§ What is asked:
In the listing below, locate the lines that hold the string "title". Copy those lines.

--- begin Material for the task ---

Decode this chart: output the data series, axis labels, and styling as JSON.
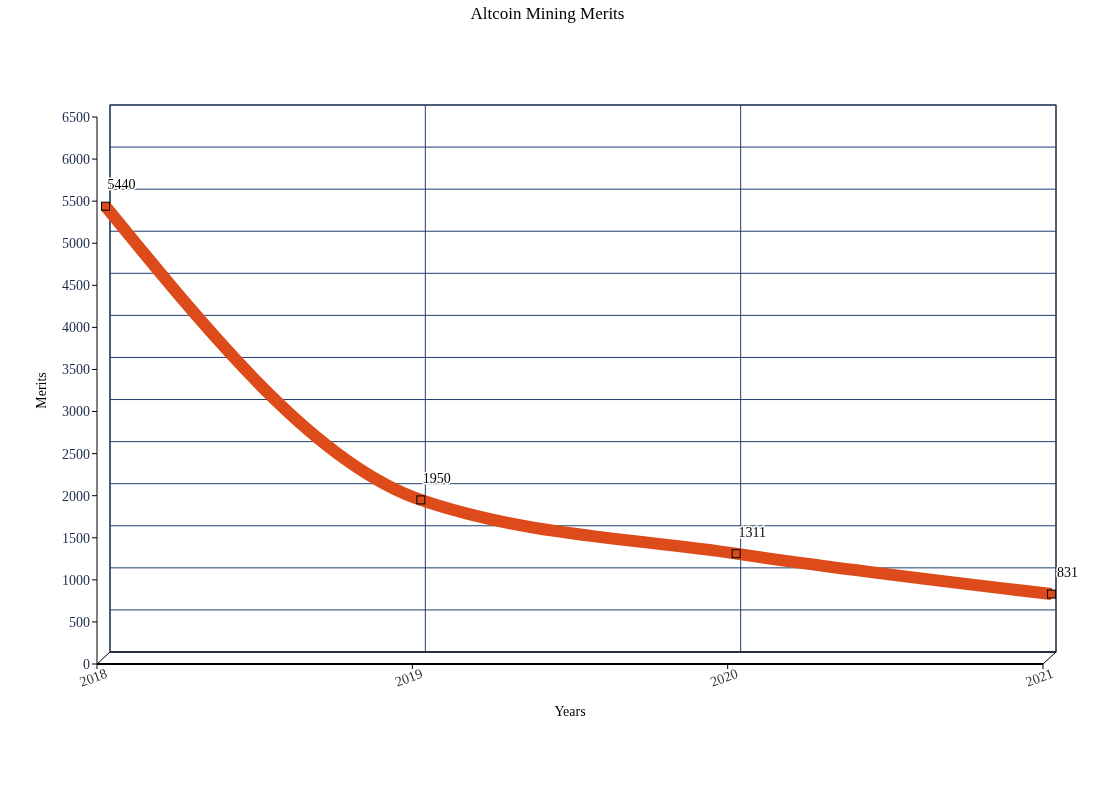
{
  "chart_data": {
    "type": "line",
    "title": "Altcoin Mining Merits",
    "xlabel": "Years",
    "ylabel": "Merits",
    "categories": [
      "2018",
      "2019",
      "2020",
      "2021"
    ],
    "series": [
      {
        "color": "#dd4b1a",
        "values": [
          5440,
          1950,
          1311,
          831
        ]
      }
    ],
    "ylim": [
      0,
      6500
    ],
    "yticks": [
      0,
      500,
      1000,
      1500,
      2000,
      2500,
      3000,
      3500,
      4000,
      4500,
      5000,
      5500,
      6000,
      6500
    ],
    "grid": true,
    "marker": "square",
    "data_labels": true
  }
}
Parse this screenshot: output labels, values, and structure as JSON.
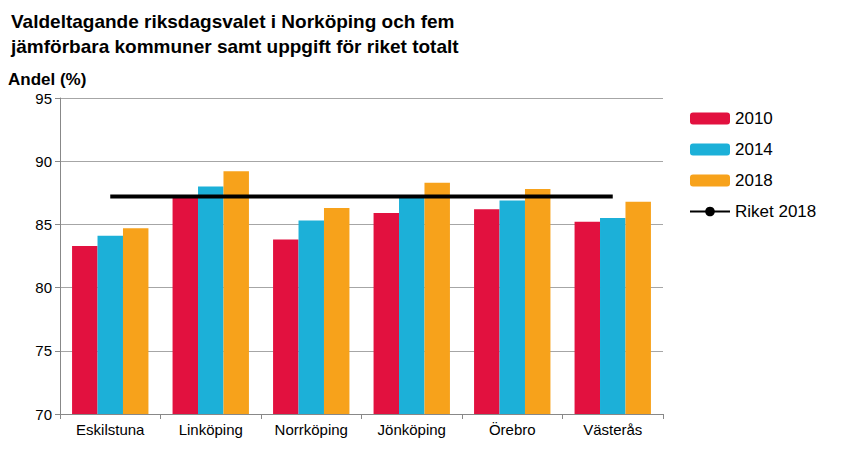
{
  "chart_data": {
    "type": "bar",
    "title": "Valdeltagande riksdagsvalet i Norköping och fem\njämförbara kommuner samt uppgift för riket totalt",
    "ylabel": "Andel (%)",
    "categories": [
      "Eskilstuna",
      "Linköping",
      "Norrköping",
      "Jönköping",
      "Örebro",
      "Västerås"
    ],
    "series": [
      {
        "name": "2010",
        "color": "#e2113f",
        "values": [
          83.3,
          87.2,
          83.8,
          85.9,
          86.2,
          85.2
        ]
      },
      {
        "name": "2014",
        "color": "#1cb0d8",
        "values": [
          84.1,
          88.0,
          85.3,
          87.3,
          86.9,
          85.5
        ]
      },
      {
        "name": "2018",
        "color": "#f7a21b",
        "values": [
          84.7,
          89.2,
          86.3,
          88.3,
          87.8,
          86.8
        ]
      },
      {
        "name": "Riket 2018",
        "type": "line",
        "color": "#000000",
        "values": [
          87.2,
          87.2,
          87.2,
          87.2,
          87.2,
          87.2
        ]
      }
    ],
    "ylim": [
      70,
      95
    ],
    "yticks": [
      70,
      75,
      80,
      85,
      90,
      95
    ],
    "grid": true,
    "legend": "right"
  }
}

--- end Material for the task ---

§ Complete response:
    "title": "Altcoin Mining Merits",
    "title": "Valdeltagande riksdagsvalet i Norköping och fem\njämförbara kommuner samt uppgift för riket totalt",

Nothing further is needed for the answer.